§ **PROBLEM REQUIREMENTS**: Every record should be copied exactly, except that pictures are to be omitted.

§ **TASK DATA**:
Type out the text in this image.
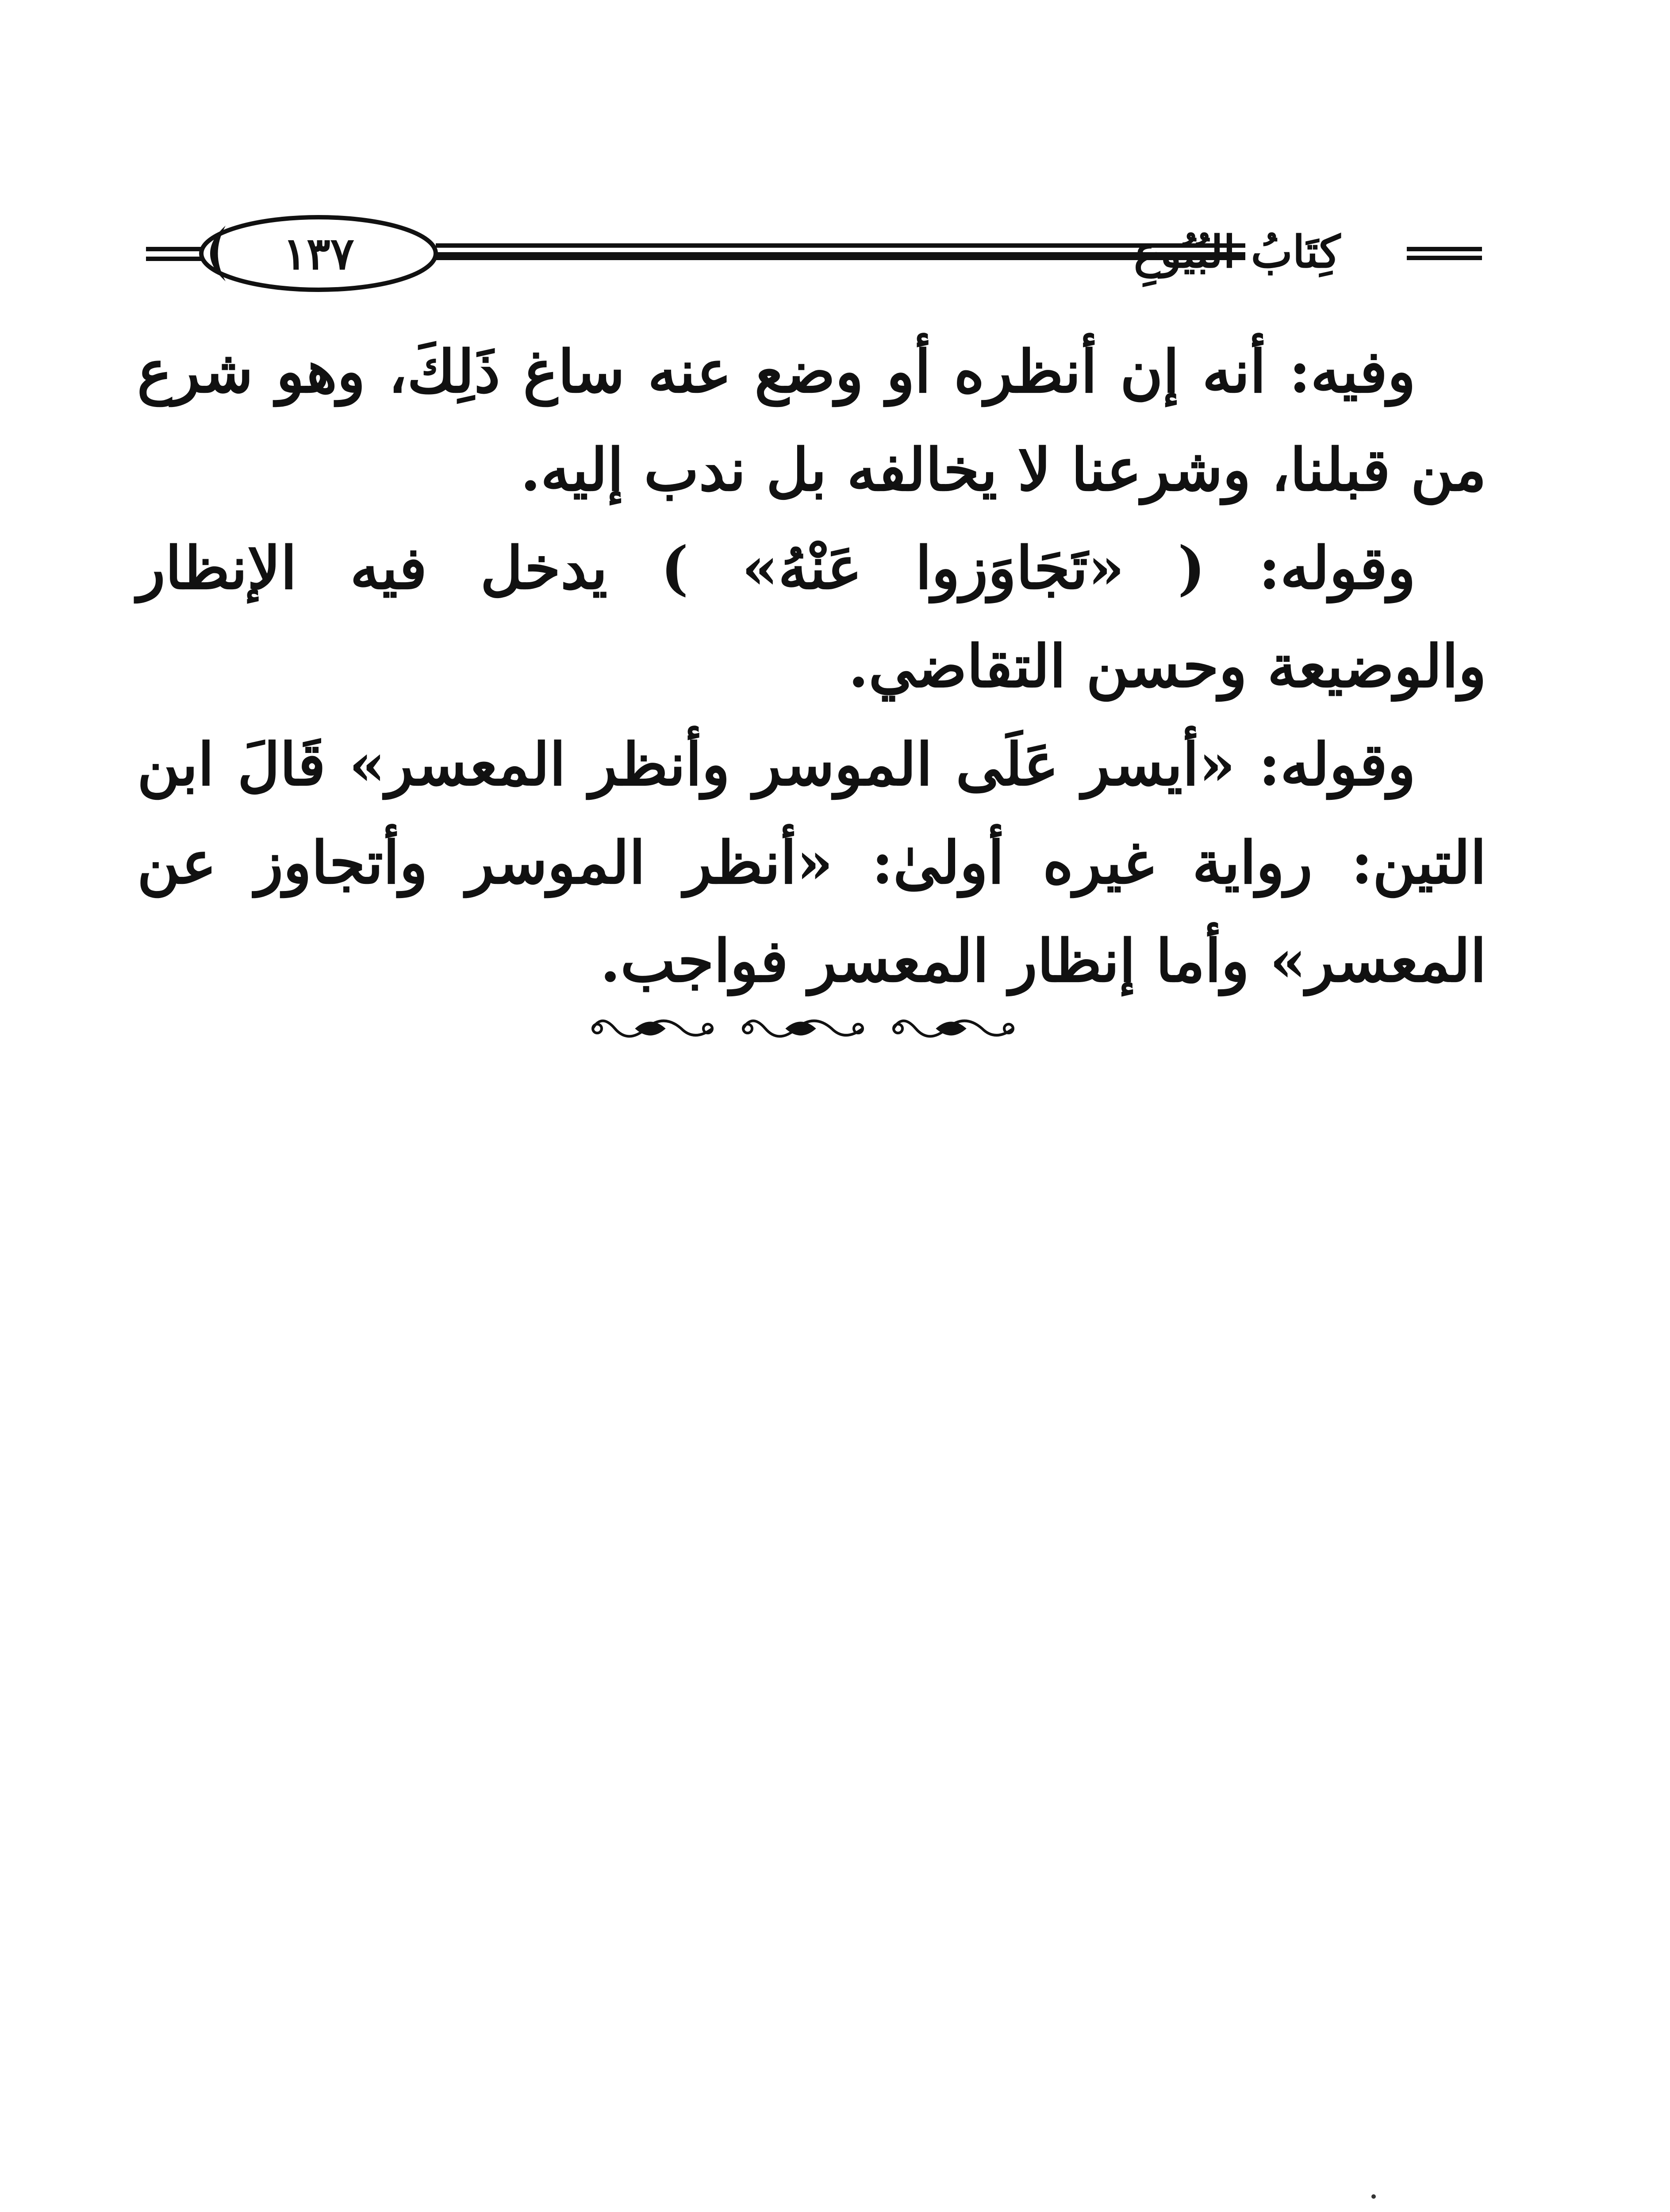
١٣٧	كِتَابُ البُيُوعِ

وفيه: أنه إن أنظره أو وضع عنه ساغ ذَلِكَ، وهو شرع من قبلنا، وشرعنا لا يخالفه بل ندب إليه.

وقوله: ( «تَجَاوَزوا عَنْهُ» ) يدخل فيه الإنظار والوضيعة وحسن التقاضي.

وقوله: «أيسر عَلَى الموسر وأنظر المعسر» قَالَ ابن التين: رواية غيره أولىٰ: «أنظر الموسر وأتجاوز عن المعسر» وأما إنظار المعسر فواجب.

§ **RESULT OF THIS TASK**:
Type out the text in this image.
١٣٧	كِتَابُ البُيُوعِ

وفيه: أنه إن أنظره أو وضع عنه ساغ ذَلِكَ، وهو شرع من قبلنا، وشرعنا لا يخالفه بل ندب إليه.

وقوله: ( «تَجَاوَزوا عَنْهُ» ) يدخل فيه الإنظار والوضيعة وحسن التقاضي.

وقوله: «أيسر عَلَى الموسر وأنظر المعسر» قَالَ ابن التين: رواية غيره أولىٰ: «أنظر الموسر وأتجاوز عن المعسر» وأما إنظار المعسر فواجب.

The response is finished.